• Available data:
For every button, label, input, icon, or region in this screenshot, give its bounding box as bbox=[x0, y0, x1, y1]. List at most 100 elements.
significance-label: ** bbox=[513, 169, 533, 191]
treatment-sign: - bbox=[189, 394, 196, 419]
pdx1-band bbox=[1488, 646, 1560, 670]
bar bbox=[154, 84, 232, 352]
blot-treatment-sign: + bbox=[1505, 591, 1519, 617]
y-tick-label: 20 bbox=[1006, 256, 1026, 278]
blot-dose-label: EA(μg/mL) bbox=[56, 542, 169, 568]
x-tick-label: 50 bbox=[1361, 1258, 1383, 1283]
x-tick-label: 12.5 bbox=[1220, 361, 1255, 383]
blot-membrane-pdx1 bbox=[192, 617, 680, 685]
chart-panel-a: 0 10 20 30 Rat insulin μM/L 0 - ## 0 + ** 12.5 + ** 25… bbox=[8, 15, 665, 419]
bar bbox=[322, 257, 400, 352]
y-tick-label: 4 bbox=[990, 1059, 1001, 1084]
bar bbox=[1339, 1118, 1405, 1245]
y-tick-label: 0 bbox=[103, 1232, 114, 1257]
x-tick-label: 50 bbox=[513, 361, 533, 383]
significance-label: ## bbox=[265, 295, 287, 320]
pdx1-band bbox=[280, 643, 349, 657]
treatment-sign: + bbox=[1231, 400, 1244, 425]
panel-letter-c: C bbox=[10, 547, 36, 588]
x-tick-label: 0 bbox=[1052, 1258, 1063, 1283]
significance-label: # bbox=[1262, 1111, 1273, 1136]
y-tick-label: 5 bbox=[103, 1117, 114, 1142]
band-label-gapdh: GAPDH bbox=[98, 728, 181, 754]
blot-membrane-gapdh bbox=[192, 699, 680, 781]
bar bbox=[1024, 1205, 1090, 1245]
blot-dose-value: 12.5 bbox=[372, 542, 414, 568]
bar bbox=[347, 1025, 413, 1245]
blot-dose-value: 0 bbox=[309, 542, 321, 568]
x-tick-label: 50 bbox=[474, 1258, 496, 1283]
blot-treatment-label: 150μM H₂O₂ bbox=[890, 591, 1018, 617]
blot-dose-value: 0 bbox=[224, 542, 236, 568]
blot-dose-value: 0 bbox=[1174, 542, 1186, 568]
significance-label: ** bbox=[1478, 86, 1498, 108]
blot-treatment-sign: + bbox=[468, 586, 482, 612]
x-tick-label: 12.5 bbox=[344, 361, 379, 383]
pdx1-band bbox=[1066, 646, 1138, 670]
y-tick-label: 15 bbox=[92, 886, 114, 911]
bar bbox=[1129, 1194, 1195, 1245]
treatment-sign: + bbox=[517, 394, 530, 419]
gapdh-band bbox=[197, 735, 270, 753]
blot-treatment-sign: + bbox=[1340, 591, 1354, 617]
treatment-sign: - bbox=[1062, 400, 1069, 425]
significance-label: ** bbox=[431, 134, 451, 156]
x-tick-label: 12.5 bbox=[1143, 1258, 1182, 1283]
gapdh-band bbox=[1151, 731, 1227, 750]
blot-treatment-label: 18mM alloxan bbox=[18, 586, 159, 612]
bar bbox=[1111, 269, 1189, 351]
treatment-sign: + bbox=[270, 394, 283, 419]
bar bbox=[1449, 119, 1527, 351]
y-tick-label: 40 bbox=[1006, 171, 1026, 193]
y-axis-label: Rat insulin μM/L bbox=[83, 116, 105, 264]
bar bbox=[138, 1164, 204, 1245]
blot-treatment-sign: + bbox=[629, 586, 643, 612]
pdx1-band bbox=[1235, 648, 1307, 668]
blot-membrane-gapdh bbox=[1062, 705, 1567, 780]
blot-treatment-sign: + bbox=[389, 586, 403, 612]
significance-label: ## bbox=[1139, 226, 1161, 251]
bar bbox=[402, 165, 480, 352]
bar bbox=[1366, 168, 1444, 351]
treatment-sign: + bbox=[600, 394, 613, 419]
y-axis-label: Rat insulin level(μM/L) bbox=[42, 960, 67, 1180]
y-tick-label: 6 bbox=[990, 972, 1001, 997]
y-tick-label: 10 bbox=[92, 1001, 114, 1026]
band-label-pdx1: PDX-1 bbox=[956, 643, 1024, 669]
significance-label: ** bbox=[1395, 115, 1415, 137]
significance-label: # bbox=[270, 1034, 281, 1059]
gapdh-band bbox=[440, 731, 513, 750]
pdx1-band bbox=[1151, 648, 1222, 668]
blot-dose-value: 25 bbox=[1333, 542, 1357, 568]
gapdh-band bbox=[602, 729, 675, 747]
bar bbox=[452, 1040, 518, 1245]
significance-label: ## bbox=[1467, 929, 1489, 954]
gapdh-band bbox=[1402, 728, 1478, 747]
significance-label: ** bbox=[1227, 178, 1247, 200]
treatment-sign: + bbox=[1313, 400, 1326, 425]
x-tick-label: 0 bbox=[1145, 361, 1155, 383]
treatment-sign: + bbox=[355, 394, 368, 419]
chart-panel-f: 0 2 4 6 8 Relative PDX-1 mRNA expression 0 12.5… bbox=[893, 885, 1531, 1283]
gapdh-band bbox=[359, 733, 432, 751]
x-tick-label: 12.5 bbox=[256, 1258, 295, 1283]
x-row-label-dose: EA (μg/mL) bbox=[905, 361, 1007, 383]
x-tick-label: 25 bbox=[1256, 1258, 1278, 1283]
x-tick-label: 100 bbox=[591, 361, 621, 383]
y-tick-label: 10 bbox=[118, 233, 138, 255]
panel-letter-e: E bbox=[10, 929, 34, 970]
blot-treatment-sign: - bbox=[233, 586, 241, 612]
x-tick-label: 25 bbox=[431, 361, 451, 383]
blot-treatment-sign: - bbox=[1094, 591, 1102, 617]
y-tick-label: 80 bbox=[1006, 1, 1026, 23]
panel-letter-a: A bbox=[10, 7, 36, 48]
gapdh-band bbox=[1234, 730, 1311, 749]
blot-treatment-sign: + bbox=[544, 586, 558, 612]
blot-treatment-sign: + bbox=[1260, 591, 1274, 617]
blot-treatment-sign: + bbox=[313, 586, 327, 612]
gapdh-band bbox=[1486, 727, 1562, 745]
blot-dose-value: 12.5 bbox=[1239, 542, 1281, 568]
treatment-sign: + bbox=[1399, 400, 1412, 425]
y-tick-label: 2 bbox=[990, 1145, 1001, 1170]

• Exercise instructions: Retype the lines above, keeping every character.

• Result of the task:
For every button, label, input, icon, or region in this screenshot, give its bounding box as bbox=[x0, y0, x1, y1]. List at most 100 elements.
significance-label: ** bbox=[513, 169, 533, 191]
treatment-sign: - bbox=[189, 394, 196, 419]
pdx1-band bbox=[1488, 646, 1560, 670]
bar bbox=[154, 84, 232, 352]
blot-treatment-sign: + bbox=[1505, 591, 1519, 617]
y-tick-label: 20 bbox=[1006, 256, 1026, 278]
blot-dose-label: EA(μg/mL) bbox=[56, 542, 169, 568]
x-tick-label: 50 bbox=[1361, 1258, 1383, 1283]
x-tick-label: 12.5 bbox=[1220, 361, 1255, 383]
blot-membrane-pdx1 bbox=[192, 617, 680, 685]
chart-panel-a: 0 10 20 30 Rat insulin μM/L 0 - ## 0 + ** 12.5 + ** 25… bbox=[8, 15, 665, 419]
bar bbox=[322, 257, 400, 352]
y-tick-label: 4 bbox=[990, 1059, 1001, 1084]
bar bbox=[1339, 1118, 1405, 1245]
y-tick-label: 0 bbox=[103, 1232, 114, 1257]
x-tick-label: 50 bbox=[513, 361, 533, 383]
significance-label: ## bbox=[265, 295, 287, 320]
pdx1-band bbox=[280, 643, 349, 657]
treatment-sign: + bbox=[1231, 400, 1244, 425]
panel-letter-c: C bbox=[10, 547, 36, 588]
x-tick-label: 0 bbox=[1052, 1258, 1063, 1283]
significance-label: # bbox=[1262, 1111, 1273, 1136]
y-tick-label: 5 bbox=[103, 1117, 114, 1142]
band-label-gapdh: GAPDH bbox=[98, 728, 181, 754]
blot-membrane-gapdh bbox=[192, 699, 680, 781]
bar bbox=[1024, 1205, 1090, 1245]
blot-dose-value: 12.5 bbox=[372, 542, 414, 568]
bar bbox=[347, 1025, 413, 1245]
blot-dose-value: 0 bbox=[309, 542, 321, 568]
x-tick-label: 50 bbox=[474, 1258, 496, 1283]
blot-treatment-label: 150μM H₂O₂ bbox=[890, 591, 1018, 617]
blot-dose-value: 0 bbox=[224, 542, 236, 568]
blot-dose-value: 0 bbox=[1174, 542, 1186, 568]
significance-label: ** bbox=[1478, 86, 1498, 108]
blot-treatment-sign: + bbox=[468, 586, 482, 612]
x-tick-label: 12.5 bbox=[344, 361, 379, 383]
pdx1-band bbox=[1066, 646, 1138, 670]
y-tick-label: 15 bbox=[92, 886, 114, 911]
bar bbox=[1129, 1194, 1195, 1245]
treatment-sign: + bbox=[517, 394, 530, 419]
gapdh-band bbox=[197, 735, 270, 753]
blot-treatment-sign: + bbox=[1340, 591, 1354, 617]
treatment-sign: - bbox=[1062, 400, 1069, 425]
significance-label: ** bbox=[431, 134, 451, 156]
x-tick-label: 12.5 bbox=[1143, 1258, 1182, 1283]
gapdh-band bbox=[1151, 731, 1227, 750]
blot-treatment-label: 18mM alloxan bbox=[18, 586, 159, 612]
bar bbox=[1111, 269, 1189, 351]
treatment-sign: + bbox=[270, 394, 283, 419]
bar bbox=[1449, 119, 1527, 351]
y-tick-label: 40 bbox=[1006, 171, 1026, 193]
y-axis-label: Rat insulin μM/L bbox=[83, 116, 105, 264]
bar bbox=[138, 1164, 204, 1245]
blot-treatment-sign: + bbox=[629, 586, 643, 612]
pdx1-band bbox=[1235, 648, 1307, 668]
blot-membrane-gapdh bbox=[1062, 705, 1567, 780]
blot-treatment-sign: + bbox=[389, 586, 403, 612]
significance-label: ## bbox=[1139, 226, 1161, 251]
bar bbox=[402, 165, 480, 352]
bar bbox=[1366, 168, 1444, 351]
treatment-sign: + bbox=[600, 394, 613, 419]
y-axis-label: Rat insulin level(μM/L) bbox=[42, 960, 67, 1180]
y-tick-label: 6 bbox=[990, 972, 1001, 997]
y-tick-label: 10 bbox=[92, 1001, 114, 1026]
band-label-pdx1: PDX-1 bbox=[956, 643, 1024, 669]
significance-label: ** bbox=[1395, 115, 1415, 137]
significance-label: # bbox=[270, 1034, 281, 1059]
gapdh-band bbox=[440, 731, 513, 750]
pdx1-band bbox=[1151, 648, 1222, 668]
blot-dose-value: 25 bbox=[1333, 542, 1357, 568]
gapdh-band bbox=[602, 729, 675, 747]
bar bbox=[452, 1040, 518, 1245]
significance-label: ## bbox=[1467, 929, 1489, 954]
gapdh-band bbox=[1402, 728, 1478, 747]
significance-label: ** bbox=[1227, 178, 1247, 200]
treatment-sign: + bbox=[1313, 400, 1326, 425]
x-tick-label: 0 bbox=[1145, 361, 1155, 383]
treatment-sign: + bbox=[355, 394, 368, 419]
chart-panel-f: 0 2 4 6 8 Relative PDX-1 mRNA expression 0 12.5… bbox=[893, 885, 1531, 1283]
gapdh-band bbox=[359, 733, 432, 751]
x-tick-label: 12.5 bbox=[256, 1258, 295, 1283]
x-row-label-dose: EA (μg/mL) bbox=[905, 361, 1007, 383]
x-tick-label: 25 bbox=[1256, 1258, 1278, 1283]
x-tick-label: 100 bbox=[591, 361, 621, 383]
y-tick-label: 10 bbox=[118, 233, 138, 255]
panel-letter-e: E bbox=[10, 929, 34, 970]
blot-treatment-sign: - bbox=[233, 586, 241, 612]
x-tick-label: 25 bbox=[431, 361, 451, 383]
blot-treatment-sign: - bbox=[1094, 591, 1102, 617]
y-tick-label: 80 bbox=[1006, 1, 1026, 23]
panel-letter-a: A bbox=[10, 7, 36, 48]
gapdh-band bbox=[1234, 730, 1311, 749]
blot-treatment-sign: + bbox=[544, 586, 558, 612]
blot-treatment-sign: + bbox=[1260, 591, 1274, 617]
blot-treatment-sign: + bbox=[313, 586, 327, 612]
gapdh-band bbox=[1486, 727, 1562, 745]
blot-dose-value: 12.5 bbox=[1239, 542, 1281, 568]
treatment-sign: + bbox=[1399, 400, 1412, 425]
y-tick-label: 2 bbox=[990, 1145, 1001, 1170]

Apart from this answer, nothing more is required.